(Your instructions): Scan the lines below for the word "ffffff". Copy each line you find it in.

:: Input ::

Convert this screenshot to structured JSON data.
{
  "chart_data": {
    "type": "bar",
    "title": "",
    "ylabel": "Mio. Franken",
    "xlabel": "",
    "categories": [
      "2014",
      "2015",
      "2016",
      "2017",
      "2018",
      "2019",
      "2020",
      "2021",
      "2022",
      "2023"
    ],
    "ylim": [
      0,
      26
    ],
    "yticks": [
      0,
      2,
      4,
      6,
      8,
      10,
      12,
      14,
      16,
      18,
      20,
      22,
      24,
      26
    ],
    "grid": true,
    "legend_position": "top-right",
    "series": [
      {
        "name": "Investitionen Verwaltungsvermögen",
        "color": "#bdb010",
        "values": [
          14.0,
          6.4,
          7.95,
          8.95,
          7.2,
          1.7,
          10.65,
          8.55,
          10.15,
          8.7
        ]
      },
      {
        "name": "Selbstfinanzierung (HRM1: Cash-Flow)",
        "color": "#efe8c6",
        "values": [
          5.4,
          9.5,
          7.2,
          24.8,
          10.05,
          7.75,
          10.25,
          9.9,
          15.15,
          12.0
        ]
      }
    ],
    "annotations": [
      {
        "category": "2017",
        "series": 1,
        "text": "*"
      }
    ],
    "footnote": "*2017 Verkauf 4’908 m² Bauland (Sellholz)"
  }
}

:::
:: Input ::

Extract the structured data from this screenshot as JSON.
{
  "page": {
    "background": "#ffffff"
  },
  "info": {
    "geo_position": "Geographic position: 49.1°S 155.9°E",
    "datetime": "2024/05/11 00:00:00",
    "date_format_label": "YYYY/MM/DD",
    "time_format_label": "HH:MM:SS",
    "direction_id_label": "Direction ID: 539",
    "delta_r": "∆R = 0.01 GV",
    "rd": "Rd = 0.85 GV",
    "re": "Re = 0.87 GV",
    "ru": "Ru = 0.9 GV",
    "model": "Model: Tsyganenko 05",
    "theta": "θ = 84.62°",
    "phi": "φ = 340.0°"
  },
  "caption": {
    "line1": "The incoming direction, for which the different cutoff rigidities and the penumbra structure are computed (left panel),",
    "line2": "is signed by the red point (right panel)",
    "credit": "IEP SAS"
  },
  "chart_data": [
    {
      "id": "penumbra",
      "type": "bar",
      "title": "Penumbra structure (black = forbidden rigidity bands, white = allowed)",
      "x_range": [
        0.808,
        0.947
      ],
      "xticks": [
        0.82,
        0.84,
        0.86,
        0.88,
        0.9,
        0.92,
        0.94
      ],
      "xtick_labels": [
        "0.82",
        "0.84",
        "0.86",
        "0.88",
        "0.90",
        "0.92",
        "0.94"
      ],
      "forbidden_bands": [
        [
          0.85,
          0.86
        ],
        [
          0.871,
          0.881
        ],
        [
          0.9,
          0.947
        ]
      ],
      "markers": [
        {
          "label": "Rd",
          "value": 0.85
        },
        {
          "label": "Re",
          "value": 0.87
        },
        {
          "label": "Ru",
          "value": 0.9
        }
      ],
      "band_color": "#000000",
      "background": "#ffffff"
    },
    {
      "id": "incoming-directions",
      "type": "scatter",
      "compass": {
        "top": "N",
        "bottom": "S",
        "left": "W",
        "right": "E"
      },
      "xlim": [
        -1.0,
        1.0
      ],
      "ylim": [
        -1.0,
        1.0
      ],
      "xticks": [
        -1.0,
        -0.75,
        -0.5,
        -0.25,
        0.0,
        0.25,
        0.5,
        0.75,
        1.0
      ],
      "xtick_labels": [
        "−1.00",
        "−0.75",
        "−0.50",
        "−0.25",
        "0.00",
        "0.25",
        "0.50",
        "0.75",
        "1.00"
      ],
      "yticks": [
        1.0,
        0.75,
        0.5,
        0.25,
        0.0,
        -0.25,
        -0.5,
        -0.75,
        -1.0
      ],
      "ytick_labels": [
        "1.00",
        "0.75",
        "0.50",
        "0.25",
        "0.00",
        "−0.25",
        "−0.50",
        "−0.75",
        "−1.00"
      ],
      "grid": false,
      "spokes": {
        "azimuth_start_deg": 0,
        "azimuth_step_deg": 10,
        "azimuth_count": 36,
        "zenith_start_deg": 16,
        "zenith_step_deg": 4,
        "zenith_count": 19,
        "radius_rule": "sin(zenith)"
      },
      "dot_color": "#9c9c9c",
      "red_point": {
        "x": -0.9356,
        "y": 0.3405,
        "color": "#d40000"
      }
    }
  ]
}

:::
:: Input ::

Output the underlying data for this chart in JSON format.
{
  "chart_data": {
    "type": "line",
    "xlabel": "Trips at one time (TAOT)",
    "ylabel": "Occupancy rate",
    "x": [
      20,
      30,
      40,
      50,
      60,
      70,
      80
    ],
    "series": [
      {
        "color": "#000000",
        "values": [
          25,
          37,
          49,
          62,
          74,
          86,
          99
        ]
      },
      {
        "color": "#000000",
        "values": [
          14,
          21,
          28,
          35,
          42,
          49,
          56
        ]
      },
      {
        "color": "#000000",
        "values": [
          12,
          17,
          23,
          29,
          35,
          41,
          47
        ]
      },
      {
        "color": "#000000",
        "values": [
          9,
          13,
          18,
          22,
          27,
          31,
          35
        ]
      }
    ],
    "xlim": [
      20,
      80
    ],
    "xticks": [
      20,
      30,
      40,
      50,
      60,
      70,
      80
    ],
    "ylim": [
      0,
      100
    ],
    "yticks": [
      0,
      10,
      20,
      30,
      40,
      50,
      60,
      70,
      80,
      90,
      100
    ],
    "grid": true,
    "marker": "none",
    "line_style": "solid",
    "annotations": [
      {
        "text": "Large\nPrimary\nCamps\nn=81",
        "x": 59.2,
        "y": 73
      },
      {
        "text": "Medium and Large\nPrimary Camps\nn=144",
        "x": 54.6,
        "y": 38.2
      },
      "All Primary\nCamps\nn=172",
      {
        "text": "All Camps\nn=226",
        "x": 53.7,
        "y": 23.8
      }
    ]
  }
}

:::

(Task response):
    "background": "#ffffff"
      "background": "#ffffff"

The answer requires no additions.